> **Task goal**
Print the data exactly, leaving nothing out.

> **Material to process**

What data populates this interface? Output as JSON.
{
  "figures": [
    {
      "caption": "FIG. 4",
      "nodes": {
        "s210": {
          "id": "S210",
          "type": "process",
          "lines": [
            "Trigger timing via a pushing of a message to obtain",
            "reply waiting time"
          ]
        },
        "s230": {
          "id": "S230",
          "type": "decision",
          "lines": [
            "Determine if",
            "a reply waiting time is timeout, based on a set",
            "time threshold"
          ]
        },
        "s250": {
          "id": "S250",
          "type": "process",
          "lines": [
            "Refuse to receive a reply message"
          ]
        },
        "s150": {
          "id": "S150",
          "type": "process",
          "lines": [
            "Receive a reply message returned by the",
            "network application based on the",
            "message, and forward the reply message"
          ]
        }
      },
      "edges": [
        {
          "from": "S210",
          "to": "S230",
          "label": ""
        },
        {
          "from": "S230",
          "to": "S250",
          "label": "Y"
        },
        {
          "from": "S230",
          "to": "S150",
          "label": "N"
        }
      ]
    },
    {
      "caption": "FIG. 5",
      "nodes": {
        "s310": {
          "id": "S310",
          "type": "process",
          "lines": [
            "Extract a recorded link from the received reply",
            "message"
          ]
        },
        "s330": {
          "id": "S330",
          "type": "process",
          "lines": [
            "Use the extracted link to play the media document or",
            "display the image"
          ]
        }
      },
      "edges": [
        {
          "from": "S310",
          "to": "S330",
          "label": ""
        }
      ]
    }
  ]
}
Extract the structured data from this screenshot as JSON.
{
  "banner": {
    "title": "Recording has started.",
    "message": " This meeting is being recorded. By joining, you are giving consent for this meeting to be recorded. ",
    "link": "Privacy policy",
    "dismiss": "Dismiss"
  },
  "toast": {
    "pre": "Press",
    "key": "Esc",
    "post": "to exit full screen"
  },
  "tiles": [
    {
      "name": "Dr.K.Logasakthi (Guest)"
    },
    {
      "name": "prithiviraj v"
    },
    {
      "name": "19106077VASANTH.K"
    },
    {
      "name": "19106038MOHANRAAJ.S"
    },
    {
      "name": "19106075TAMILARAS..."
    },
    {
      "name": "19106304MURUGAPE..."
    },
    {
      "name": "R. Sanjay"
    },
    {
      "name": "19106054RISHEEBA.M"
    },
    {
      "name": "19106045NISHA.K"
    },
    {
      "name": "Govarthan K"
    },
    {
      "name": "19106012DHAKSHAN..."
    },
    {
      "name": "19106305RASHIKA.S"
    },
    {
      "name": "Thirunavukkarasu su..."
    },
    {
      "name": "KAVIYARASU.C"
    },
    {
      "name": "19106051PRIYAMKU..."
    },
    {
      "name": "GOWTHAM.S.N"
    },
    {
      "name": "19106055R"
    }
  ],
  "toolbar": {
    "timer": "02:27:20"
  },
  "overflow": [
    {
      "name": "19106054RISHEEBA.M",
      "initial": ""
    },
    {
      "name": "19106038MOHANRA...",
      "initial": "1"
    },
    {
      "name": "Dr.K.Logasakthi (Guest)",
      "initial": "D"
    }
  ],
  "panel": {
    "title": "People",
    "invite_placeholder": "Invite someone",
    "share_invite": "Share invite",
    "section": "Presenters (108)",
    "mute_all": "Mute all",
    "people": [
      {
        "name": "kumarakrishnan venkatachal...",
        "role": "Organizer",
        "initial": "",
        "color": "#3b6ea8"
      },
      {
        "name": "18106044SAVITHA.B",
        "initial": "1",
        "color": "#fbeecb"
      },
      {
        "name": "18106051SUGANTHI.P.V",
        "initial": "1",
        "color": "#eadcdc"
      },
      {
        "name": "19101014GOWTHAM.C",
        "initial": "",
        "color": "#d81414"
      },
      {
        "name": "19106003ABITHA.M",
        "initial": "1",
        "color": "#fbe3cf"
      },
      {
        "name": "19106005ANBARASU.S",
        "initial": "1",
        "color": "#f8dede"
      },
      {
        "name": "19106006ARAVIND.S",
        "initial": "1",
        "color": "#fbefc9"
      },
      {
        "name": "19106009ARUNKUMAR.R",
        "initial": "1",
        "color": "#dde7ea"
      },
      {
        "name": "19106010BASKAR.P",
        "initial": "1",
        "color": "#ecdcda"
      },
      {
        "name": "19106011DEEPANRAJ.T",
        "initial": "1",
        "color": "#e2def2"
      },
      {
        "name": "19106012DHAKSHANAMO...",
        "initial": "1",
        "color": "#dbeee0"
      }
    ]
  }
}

> **Output for this task**
What data populates this interface? Output as JSON.
{
  "figures": [
    {
      "caption": "FIG. 4",
      "nodes": {
        "s210": {
          "id": "S210",
          "type": "process",
          "lines": [
            "Trigger timing via a pushing of a message to obtain",
            "reply waiting time"
          ]
        },
        "s230": {
          "id": "S230",
          "type": "decision",
          "lines": [
            "Determine if",
            "a reply waiting time is timeout, based on a set",
            "time threshold"
          ]
        },
        "s250": {
          "id": "S250",
          "type": "process",
          "lines": [
            "Refuse to receive a reply message"
          ]
        },
        "s150": {
          "id": "S150",
          "type": "process",
          "lines": [
            "Receive a reply message returned by the",
            "network application based on the",
            "message, and forward the reply message"
          ]
        }
      },
      "edges": [
        {
          "from": "S210",
          "to": "S230",
          "label": ""
        },
        {
          "from": "S230",
          "to": "S250",
          "label": "Y"
        },
        {
          "from": "S230",
          "to": "S150",
          "label": "N"
        }
      ]
    },
    {
      "caption": "FIG. 5",
      "nodes": {
        "s310": {
          "id": "S310",
          "type": "process",
          "lines": [
            "Extract a recorded link from the received reply",
            "message"
          ]
        },
        "s330": {
          "id": "S330",
          "type": "process",
          "lines": [
            "Use the extracted link to play the media document or",
            "display the image"
          ]
        }
      },
      "edges": [
        {
          "from": "S310",
          "to": "S330",
          "label": ""
        }
      ]
    }
  ]
}
Extract the structured data from this screenshot as JSON.
{
  "banner": {
    "title": "Recording has started.",
    "message": " This meeting is being recorded. By joining, you are giving consent for this meeting to be recorded. ",
    "link": "Privacy policy",
    "dismiss": "Dismiss"
  },
  "toast": {
    "pre": "Press",
    "key": "Esc",
    "post": "to exit full screen"
  },
  "tiles": [
    {
      "name": "Dr.K.Logasakthi (Guest)"
    },
    {
      "name": "prithiviraj v"
    },
    {
      "name": "19106077VASANTH.K"
    },
    {
      "name": "19106038MOHANRAAJ.S"
    },
    {
      "name": "19106075TAMILARAS..."
    },
    {
      "name": "19106304MURUGAPE..."
    },
    {
      "name": "R. Sanjay"
    },
    {
      "name": "19106054RISHEEBA.M"
    },
    {
      "name": "19106045NISHA.K"
    },
    {
      "name": "Govarthan K"
    },
    {
      "name": "19106012DHAKSHAN..."
    },
    {
      "name": "19106305RASHIKA.S"
    },
    {
      "name": "Thirunavukkarasu su..."
    },
    {
      "name": "KAVIYARASU.C"
    },
    {
      "name": "19106051PRIYAMKU..."
    },
    {
      "name": "GOWTHAM.S.N"
    },
    {
      "name": "19106055R"
    }
  ],
  "toolbar": {
    "timer": "02:27:20"
  },
  "overflow": [
    {
      "name": "19106054RISHEEBA.M",
      "initial": ""
    },
    {
      "name": "19106038MOHANRA...",
      "initial": "1"
    },
    {
      "name": "Dr.K.Logasakthi (Guest)",
      "initial": "D"
    }
  ],
  "panel": {
    "title": "People",
    "invite_placeholder": "Invite someone",
    "share_invite": "Share invite",
    "section": "Presenters (108)",
    "mute_all": "Mute all",
    "people": [
      {
        "name": "kumarakrishnan venkatachal...",
        "role": "Organizer",
        "initial": "",
        "color": "#3b6ea8"
      },
      {
        "name": "18106044SAVITHA.B",
        "initial": "1",
        "color": "#fbeecb"
      },
      {
        "name": "18106051SUGANTHI.P.V",
        "initial": "1",
        "color": "#eadcdc"
      },
      {
        "name": "19101014GOWTHAM.C",
        "initial": "",
        "color": "#d81414"
      },
      {
        "name": "19106003ABITHA.M",
        "initial": "1",
        "color": "#fbe3cf"
      },
      {
        "name": "19106005ANBARASU.S",
        "initial": "1",
        "color": "#f8dede"
      },
      {
        "name": "19106006ARAVIND.S",
        "initial": "1",
        "color": "#fbefc9"
      },
      {
        "name": "19106009ARUNKUMAR.R",
        "initial": "1",
        "color": "#dde7ea"
      },
      {
        "name": "19106010BASKAR.P",
        "initial": "1",
        "color": "#ecdcda"
      },
      {
        "name": "19106011DEEPANRAJ.T",
        "initial": "1",
        "color": "#e2def2"
      },
      {
        "name": "19106012DHAKSHANAMO...",
        "initial": "1",
        "color": "#dbeee0"
      }
    ]
  }
}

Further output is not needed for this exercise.